*Goal of the exercise*.
The records that follow must be reproduced in full, exactly as written.
** BEGIN Records for the task **
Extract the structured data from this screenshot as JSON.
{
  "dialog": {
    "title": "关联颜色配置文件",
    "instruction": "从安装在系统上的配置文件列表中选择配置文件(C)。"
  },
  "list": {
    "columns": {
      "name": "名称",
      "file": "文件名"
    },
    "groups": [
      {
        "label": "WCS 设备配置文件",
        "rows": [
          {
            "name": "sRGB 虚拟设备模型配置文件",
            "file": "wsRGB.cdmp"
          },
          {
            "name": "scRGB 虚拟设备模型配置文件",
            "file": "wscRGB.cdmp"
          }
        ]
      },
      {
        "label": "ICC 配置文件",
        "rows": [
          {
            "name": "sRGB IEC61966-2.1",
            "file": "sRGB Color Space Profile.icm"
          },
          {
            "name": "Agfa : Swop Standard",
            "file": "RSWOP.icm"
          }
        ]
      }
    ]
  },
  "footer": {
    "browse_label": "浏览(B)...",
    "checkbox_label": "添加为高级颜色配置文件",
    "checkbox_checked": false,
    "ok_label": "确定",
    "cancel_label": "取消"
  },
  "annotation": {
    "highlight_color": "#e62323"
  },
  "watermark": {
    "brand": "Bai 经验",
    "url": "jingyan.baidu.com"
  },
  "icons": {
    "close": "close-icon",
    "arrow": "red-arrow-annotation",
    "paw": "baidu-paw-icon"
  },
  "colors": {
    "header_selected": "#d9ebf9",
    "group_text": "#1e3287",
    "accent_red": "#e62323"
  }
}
** END Records for the task **
*Full solution*.
Extract the structured data from this screenshot as JSON.
{
  "dialog": {
    "title": "关联颜色配置文件",
    "instruction": "从安装在系统上的配置文件列表中选择配置文件(C)。"
  },
  "list": {
    "columns": {
      "name": "名称",
      "file": "文件名"
    },
    "groups": [
      {
        "label": "WCS 设备配置文件",
        "rows": [
          {
            "name": "sRGB 虚拟设备模型配置文件",
            "file": "wsRGB.cdmp"
          },
          {
            "name": "scRGB 虚拟设备模型配置文件",
            "file": "wscRGB.cdmp"
          }
        ]
      },
      {
        "label": "ICC 配置文件",
        "rows": [
          {
            "name": "sRGB IEC61966-2.1",
            "file": "sRGB Color Space Profile.icm"
          },
          {
            "name": "Agfa : Swop Standard",
            "file": "RSWOP.icm"
          }
        ]
      }
    ]
  },
  "footer": {
    "browse_label": "浏览(B)...",
    "checkbox_label": "添加为高级颜色配置文件",
    "checkbox_checked": false,
    "ok_label": "确定",
    "cancel_label": "取消"
  },
  "annotation": {
    "highlight_color": "#e62323"
  },
  "watermark": {
    "brand": "Bai 经验",
    "url": "jingyan.baidu.com"
  },
  "icons": {
    "close": "close-icon",
    "arrow": "red-arrow-annotation",
    "paw": "baidu-paw-icon"
  },
  "colors": {
    "header_selected": "#d9ebf9",
    "group_text": "#1e3287",
    "accent_red": "#e62323"
  }
}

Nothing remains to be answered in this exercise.